■ **WHAT THE TASK REQUIRES**: Copy out every record below exactly as written, but leave out any pictures.

(Recorded data)
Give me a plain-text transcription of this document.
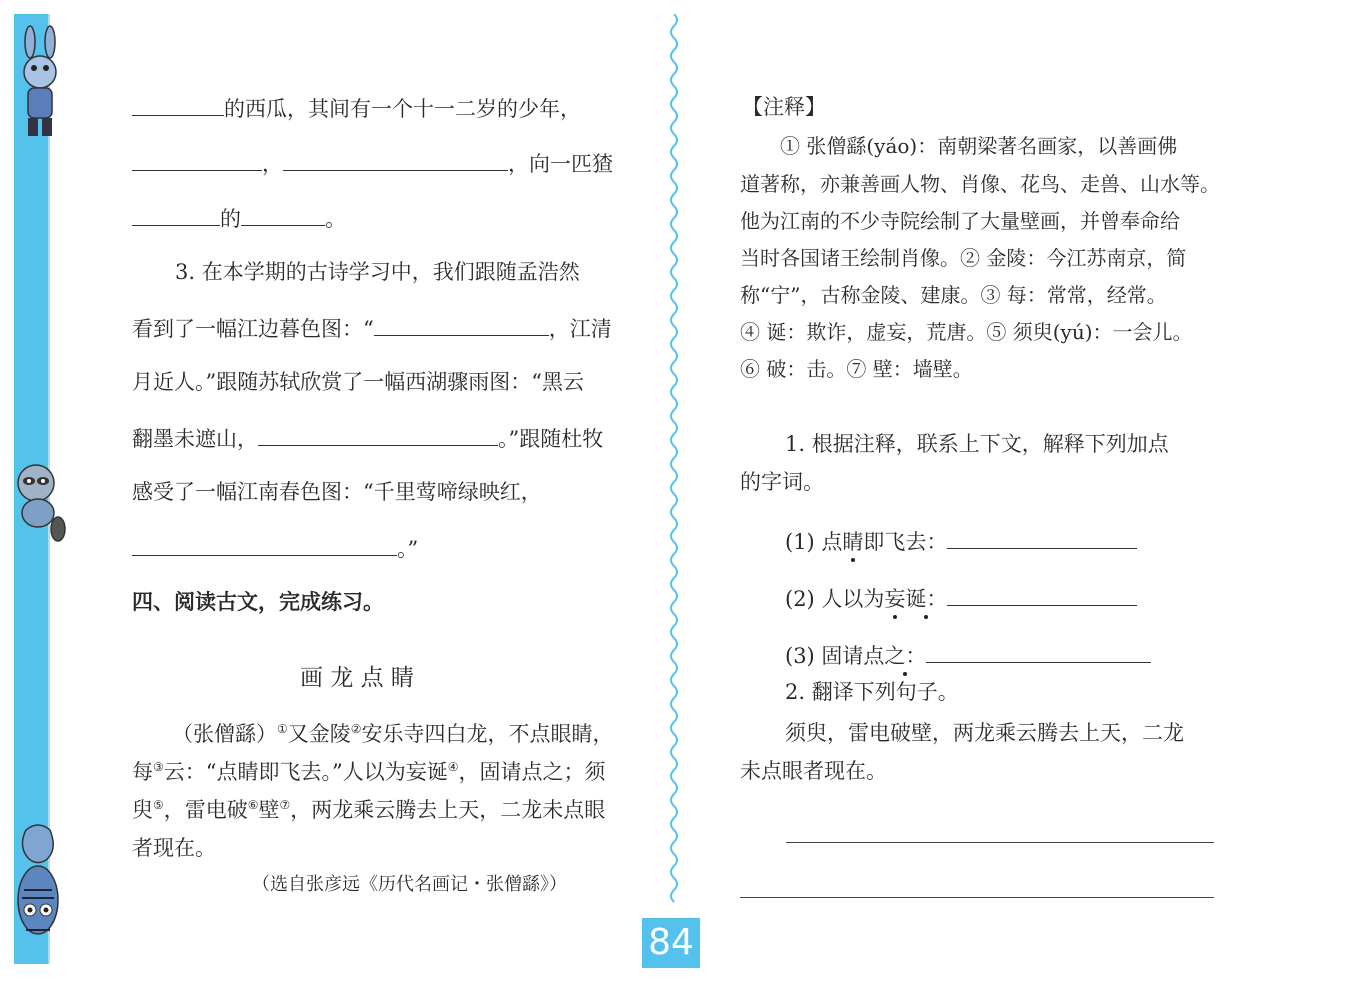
84
的西瓜，其间有一个十一二岁的少年，
，	，向一匹猹
的	。
3. 在本学期的古诗学习中，我们跟随孟浩然
看到了一幅江边暮色图：“	，江清
月近人。”跟随苏轼欣赏了一幅西湖骤雨图：“黑云
翻墨未遮山，	。”跟随杜牧
感受了一幅江南春色图：“千里莺啼绿映红，
。”
四、阅读古文，完成练习。
画 龙 点 睛
（张僧繇）①又金陵②安乐寺四白龙，不点眼睛，
每③云：“点睛即飞去。”人以为妄诞④，固请点之；须
臾⑤，雷电破⑥壁⑦，两龙乘云腾去上天，二龙未点眼
者现在。
（选自张彦远《历代名画记・张僧繇》）
【注释】
① 张僧繇(yáo)：南朝梁著名画家，以善画佛
道著称，亦兼善画人物、肖像、花鸟、走兽、山水等。
他为江南的不少寺院绘制了大量壁画，并曾奉命给
当时各国诸王绘制肖像。② 金陵：今江苏南京，简
称“宁”，古称金陵、建康。③ 每：常常，经常。
④ 诞：欺诈，虚妄，荒唐。⑤ 须臾(yú)：一会儿。
⑥ 破：击。⑦ 壁：墙壁。
1. 根据注释，联系上下文，解释下列加点
的字词。
(1) 点睛即飞去：
(2) 人以为妄诞：
(3) 固请点之：
2. 翻译下列句子。
须臾，雷电破壁，两龙乘云腾去上天，二龙
未点眼者现在。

■ **COMPLETE OUTPUT**:
Give me a plain-text transcription of this document.
84
的西瓜，其间有一个十一二岁的少年，
，	，向一匹猹
的	。
3. 在本学期的古诗学习中，我们跟随孟浩然
看到了一幅江边暮色图：“	，江清
月近人。”跟随苏轼欣赏了一幅西湖骤雨图：“黑云
翻墨未遮山，	。”跟随杜牧
感受了一幅江南春色图：“千里莺啼绿映红，
。”
四、阅读古文，完成练习。
画 龙 点 睛
（张僧繇）①又金陵②安乐寺四白龙，不点眼睛，
每③云：“点睛即飞去。”人以为妄诞④，固请点之；须
臾⑤，雷电破⑥壁⑦，两龙乘云腾去上天，二龙未点眼
者现在。
（选自张彦远《历代名画记・张僧繇》）
【注释】
① 张僧繇(yáo)：南朝梁著名画家，以善画佛
道著称，亦兼善画人物、肖像、花鸟、走兽、山水等。
他为江南的不少寺院绘制了大量壁画，并曾奉命给
当时各国诸王绘制肖像。② 金陵：今江苏南京，简
称“宁”，古称金陵、建康。③ 每：常常，经常。
④ 诞：欺诈，虚妄，荒唐。⑤ 须臾(yú)：一会儿。
⑥ 破：击。⑦ 壁：墙壁。
1. 根据注释，联系上下文，解释下列加点
的字词。
(1) 点睛即飞去：
(2) 人以为妄诞：
(3) 固请点之：
2. 翻译下列句子。
须臾，雷电破壁，两龙乘云腾去上天，二龙
未点眼者现在。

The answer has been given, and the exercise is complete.